[Start EXERCISE MATERIALS]

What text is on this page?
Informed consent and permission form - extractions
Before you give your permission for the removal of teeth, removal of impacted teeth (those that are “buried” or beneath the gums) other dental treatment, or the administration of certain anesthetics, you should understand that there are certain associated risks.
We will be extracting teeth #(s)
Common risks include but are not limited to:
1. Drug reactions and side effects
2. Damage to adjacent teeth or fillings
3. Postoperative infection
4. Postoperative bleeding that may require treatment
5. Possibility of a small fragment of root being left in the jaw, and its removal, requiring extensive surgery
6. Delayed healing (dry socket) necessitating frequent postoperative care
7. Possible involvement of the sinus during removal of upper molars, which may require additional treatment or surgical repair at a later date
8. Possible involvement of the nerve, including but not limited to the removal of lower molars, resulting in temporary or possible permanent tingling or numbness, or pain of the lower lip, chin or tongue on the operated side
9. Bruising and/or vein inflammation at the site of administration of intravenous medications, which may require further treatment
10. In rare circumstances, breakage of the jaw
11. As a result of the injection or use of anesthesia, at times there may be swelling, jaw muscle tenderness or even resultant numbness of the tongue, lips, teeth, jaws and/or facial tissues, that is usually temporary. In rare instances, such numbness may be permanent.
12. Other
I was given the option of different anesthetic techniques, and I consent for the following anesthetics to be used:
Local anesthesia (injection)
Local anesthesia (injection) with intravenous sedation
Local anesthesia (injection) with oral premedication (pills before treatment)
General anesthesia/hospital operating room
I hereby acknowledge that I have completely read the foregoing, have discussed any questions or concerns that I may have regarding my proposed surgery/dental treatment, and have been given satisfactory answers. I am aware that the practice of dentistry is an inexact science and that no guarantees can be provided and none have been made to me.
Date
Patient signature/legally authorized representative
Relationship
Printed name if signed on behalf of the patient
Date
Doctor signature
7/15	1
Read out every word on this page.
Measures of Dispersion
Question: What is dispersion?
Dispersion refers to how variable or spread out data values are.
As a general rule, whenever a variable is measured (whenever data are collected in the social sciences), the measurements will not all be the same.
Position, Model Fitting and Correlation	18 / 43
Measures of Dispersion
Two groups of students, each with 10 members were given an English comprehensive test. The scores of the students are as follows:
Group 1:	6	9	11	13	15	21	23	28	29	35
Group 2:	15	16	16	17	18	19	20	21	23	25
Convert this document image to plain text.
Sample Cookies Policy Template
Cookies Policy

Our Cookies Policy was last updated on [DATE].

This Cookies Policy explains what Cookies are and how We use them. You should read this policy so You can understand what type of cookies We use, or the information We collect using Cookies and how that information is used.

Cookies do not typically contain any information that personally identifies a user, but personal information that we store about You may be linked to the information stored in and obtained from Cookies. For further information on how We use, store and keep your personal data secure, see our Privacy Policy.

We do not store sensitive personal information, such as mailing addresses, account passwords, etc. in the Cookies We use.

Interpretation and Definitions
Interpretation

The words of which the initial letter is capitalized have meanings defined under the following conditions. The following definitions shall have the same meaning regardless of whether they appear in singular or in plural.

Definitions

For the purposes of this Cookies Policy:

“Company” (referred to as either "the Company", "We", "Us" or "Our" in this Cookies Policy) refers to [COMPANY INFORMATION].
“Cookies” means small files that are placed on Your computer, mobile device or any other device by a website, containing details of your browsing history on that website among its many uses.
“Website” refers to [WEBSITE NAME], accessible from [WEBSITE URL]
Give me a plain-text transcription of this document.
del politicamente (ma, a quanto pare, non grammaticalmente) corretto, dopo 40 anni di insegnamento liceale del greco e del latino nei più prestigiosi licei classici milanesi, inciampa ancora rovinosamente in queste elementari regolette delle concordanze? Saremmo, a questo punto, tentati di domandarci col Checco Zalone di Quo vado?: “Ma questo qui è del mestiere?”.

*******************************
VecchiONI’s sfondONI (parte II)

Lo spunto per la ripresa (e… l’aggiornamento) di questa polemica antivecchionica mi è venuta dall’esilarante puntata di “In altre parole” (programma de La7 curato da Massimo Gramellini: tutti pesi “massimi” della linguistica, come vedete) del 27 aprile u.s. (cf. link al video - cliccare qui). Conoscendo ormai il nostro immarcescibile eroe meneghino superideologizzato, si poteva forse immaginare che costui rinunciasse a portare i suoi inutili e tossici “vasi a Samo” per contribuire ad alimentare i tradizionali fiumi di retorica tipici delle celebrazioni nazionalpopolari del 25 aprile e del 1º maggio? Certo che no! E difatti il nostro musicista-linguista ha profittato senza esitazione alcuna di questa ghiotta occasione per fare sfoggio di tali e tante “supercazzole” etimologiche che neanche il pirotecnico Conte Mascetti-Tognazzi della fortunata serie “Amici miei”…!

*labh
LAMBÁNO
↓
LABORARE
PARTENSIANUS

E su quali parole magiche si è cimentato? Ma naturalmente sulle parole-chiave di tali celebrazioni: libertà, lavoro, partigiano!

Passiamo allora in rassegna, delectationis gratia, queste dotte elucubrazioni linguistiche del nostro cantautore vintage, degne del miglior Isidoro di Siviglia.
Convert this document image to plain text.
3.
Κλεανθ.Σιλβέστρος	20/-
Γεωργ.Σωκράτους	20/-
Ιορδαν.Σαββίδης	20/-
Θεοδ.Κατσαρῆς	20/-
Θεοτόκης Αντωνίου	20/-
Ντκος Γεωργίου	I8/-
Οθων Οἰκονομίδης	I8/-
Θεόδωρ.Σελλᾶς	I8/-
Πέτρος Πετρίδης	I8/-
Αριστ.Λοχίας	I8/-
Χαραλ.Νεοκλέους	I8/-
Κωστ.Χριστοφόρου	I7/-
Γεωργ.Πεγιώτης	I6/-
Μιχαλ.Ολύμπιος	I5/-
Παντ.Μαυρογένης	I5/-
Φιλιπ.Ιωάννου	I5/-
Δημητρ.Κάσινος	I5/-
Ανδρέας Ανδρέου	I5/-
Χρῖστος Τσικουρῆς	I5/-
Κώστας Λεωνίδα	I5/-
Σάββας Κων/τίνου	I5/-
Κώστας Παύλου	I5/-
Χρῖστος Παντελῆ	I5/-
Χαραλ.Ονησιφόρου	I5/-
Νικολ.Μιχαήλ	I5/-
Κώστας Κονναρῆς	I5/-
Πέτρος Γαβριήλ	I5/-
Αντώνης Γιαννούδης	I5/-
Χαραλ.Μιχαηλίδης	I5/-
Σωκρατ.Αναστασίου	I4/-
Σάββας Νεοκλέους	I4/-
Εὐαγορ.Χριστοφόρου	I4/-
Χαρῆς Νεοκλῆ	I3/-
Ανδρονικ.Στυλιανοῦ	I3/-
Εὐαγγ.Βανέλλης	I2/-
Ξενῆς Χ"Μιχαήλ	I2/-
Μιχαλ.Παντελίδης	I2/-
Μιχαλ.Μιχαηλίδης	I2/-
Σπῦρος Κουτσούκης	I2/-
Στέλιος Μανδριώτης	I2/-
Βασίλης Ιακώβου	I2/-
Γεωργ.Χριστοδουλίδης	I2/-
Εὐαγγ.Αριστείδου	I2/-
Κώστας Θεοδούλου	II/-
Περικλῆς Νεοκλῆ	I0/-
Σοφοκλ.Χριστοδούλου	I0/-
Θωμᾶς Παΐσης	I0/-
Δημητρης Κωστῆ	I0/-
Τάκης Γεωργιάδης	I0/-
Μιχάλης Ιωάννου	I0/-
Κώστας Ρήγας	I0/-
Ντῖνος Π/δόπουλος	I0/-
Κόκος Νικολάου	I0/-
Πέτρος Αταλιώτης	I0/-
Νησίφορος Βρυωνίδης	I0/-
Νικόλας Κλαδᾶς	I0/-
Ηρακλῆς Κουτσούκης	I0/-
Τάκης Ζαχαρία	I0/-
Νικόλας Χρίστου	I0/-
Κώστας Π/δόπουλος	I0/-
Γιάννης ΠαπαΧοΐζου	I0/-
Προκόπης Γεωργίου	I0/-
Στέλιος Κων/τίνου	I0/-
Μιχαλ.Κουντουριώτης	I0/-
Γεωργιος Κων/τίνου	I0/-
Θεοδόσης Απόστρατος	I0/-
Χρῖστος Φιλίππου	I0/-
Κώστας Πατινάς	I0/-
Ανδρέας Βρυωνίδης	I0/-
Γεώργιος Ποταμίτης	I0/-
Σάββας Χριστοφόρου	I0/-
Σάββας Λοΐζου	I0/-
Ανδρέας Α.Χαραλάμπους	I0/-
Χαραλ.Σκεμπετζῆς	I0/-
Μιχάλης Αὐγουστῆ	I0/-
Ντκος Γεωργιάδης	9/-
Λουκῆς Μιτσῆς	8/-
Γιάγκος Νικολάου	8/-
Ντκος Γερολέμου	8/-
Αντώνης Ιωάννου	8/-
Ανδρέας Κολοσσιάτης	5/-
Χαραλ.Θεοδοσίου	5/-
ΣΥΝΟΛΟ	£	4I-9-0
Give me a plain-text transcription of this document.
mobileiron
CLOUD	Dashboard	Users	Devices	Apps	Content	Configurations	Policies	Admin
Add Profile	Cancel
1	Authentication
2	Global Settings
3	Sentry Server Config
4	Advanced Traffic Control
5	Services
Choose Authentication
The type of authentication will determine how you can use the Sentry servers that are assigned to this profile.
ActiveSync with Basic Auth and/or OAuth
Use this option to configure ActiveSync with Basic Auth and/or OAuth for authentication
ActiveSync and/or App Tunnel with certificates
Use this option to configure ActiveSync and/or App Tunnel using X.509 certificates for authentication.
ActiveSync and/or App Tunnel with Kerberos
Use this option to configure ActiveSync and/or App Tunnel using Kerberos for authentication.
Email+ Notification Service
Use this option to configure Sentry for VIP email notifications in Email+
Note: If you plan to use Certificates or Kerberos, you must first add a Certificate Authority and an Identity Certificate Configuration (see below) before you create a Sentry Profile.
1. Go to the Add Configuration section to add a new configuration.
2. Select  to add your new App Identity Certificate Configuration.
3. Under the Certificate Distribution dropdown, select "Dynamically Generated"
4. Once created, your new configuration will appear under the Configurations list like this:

[End EXERCISE MATERIALS]

WHAT THE EXERCISE ASKS: For the listing above, identify each line bearing "injection".

EXERCISE SOLUTION:
11. As a result of the injection or use of anesthesia, at times there may be swelling, jaw muscle tenderness or even resultant numbness of the tongue, lips, teeth, jaws and/or facial tissues, that is usually temporary. In rare instances, such numbness may be permanent.
Local anesthesia (injection)
Local anesthesia (injection) with intravenous sedation
Local anesthesia (injection) with oral premedication (pills before treatment)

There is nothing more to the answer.